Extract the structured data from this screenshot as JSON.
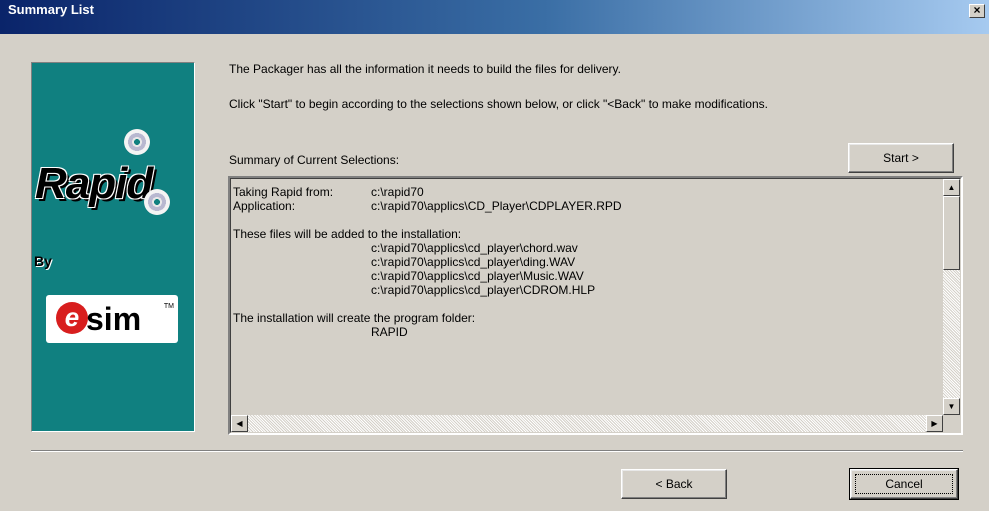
{
  "window": {
    "title": "Summary List",
    "close_label": "×"
  },
  "side_panel": {
    "logo_text": "Rapid",
    "by_text": "By",
    "company_logo": {
      "e": "e",
      "word": "sim",
      "tm": "TM"
    }
  },
  "messages": {
    "line1": "The Packager has all the information it needs to build the files for delivery.",
    "line2": "Click \"Start\" to begin according to the selections shown below, or click \"<Back\" to make modifications."
  },
  "summary": {
    "heading": "Summary of Current Selections:",
    "start_label": "Start >",
    "rows": [
      {
        "label": "Taking Rapid from:",
        "value": "c:\\rapid70"
      },
      {
        "label": "Application:",
        "value": "c:\\rapid70\\applics\\CD_Player\\CDPLAYER.RPD"
      }
    ],
    "files_heading": "These files will be added to the installation:",
    "files": [
      "c:\\rapid70\\applics\\cd_player\\chord.wav",
      "c:\\rapid70\\applics\\cd_player\\ding.WAV",
      "c:\\rapid70\\applics\\cd_player\\Music.WAV",
      "c:\\rapid70\\applics\\cd_player\\CDROM.HLP"
    ],
    "folder_heading": "The installation will create the program folder:",
    "folder": "RAPID"
  },
  "buttons": {
    "back_label": "< Back",
    "cancel_label": "Cancel"
  },
  "icons": [
    "close-icon",
    "cd-icon",
    "scroll-up-icon",
    "scroll-down-icon",
    "scroll-left-icon",
    "scroll-right-icon"
  ],
  "colors": {
    "titlebar_start": "#0a246a",
    "titlebar_end": "#a6caf0",
    "panel": "#108080",
    "face": "#d4d0c8"
  }
}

□ □ □ □

◆ **Task brief**: Omit the pictures and give the material again, exactly and in full.

◆ **Task solution**:
Extract the structured data from this screenshot as JSON.
{
  "window": {
    "title": "Summary List",
    "close_label": "×"
  },
  "side_panel": {
    "logo_text": "Rapid",
    "by_text": "By",
    "company_logo": {
      "e": "e",
      "word": "sim",
      "tm": "TM"
    }
  },
  "messages": {
    "line1": "The Packager has all the information it needs to build the files for delivery.",
    "line2": "Click \"Start\" to begin according to the selections shown below, or click \"<Back\" to make modifications."
  },
  "summary": {
    "heading": "Summary of Current Selections:",
    "start_label": "Start >",
    "rows": [
      {
        "label": "Taking Rapid from:",
        "value": "c:\\rapid70"
      },
      {
        "label": "Application:",
        "value": "c:\\rapid70\\applics\\CD_Player\\CDPLAYER.RPD"
      }
    ],
    "files_heading": "These files will be added to the installation:",
    "files": [
      "c:\\rapid70\\applics\\cd_player\\chord.wav",
      "c:\\rapid70\\applics\\cd_player\\ding.WAV",
      "c:\\rapid70\\applics\\cd_player\\Music.WAV",
      "c:\\rapid70\\applics\\cd_player\\CDROM.HLP"
    ],
    "folder_heading": "The installation will create the program folder:",
    "folder": "RAPID"
  },
  "buttons": {
    "back_label": "< Back",
    "cancel_label": "Cancel"
  },
  "icons": [
    "close-icon",
    "cd-icon",
    "scroll-up-icon",
    "scroll-down-icon",
    "scroll-left-icon",
    "scroll-right-icon"
  ],
  "colors": {
    "titlebar_start": "#0a246a",
    "titlebar_end": "#a6caf0",
    "panel": "#108080",
    "face": "#d4d0c8"
  }
}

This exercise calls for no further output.